=== EXERCISE AIM ===
Extract each line from the entries below that has the string "Praha" in it.

(Dataset items)
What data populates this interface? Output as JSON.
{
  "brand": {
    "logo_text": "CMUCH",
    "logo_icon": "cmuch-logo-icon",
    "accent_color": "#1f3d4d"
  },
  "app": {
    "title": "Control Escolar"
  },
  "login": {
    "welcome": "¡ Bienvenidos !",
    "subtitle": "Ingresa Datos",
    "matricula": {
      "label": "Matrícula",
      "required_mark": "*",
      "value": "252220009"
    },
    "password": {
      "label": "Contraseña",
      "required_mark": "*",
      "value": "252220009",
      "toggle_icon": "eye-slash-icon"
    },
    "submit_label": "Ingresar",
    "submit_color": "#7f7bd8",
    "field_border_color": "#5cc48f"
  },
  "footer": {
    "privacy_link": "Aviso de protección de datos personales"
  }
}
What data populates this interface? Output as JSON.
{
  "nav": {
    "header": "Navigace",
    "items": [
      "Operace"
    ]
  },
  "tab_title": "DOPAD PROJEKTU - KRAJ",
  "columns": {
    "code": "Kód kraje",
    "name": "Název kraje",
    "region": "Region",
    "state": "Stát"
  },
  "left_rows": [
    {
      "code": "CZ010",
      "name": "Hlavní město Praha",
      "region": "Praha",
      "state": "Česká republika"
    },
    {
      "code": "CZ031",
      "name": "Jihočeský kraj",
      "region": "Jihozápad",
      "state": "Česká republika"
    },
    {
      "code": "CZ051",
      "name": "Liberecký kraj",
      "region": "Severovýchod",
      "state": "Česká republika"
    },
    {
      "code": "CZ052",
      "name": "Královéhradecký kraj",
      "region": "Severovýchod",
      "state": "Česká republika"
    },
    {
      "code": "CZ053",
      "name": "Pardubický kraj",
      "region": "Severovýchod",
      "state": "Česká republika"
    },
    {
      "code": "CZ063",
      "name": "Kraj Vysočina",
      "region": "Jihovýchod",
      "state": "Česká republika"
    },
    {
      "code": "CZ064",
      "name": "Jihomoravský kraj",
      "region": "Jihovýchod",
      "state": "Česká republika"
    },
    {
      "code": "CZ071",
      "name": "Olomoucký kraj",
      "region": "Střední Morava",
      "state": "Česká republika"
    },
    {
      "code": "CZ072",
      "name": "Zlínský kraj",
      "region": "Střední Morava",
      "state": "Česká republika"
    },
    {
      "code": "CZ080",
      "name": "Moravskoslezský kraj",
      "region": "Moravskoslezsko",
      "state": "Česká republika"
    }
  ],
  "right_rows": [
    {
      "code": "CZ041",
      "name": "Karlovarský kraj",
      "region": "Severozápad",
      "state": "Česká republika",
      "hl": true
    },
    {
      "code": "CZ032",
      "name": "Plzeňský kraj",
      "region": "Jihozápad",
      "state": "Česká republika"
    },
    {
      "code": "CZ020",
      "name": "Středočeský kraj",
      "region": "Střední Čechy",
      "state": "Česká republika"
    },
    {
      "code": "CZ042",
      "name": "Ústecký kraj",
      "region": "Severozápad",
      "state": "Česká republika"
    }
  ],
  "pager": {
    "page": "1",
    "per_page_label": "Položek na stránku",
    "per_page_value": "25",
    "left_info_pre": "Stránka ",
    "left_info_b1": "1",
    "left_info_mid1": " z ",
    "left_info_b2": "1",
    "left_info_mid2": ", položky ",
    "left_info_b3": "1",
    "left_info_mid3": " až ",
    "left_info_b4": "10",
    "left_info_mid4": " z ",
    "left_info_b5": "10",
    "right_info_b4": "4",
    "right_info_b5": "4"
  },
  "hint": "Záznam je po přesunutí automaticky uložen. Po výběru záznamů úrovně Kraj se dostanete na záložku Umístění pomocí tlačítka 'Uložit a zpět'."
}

=== ANSWER ===
      "name": "Hlavní město Praha",
      "region": "Praha",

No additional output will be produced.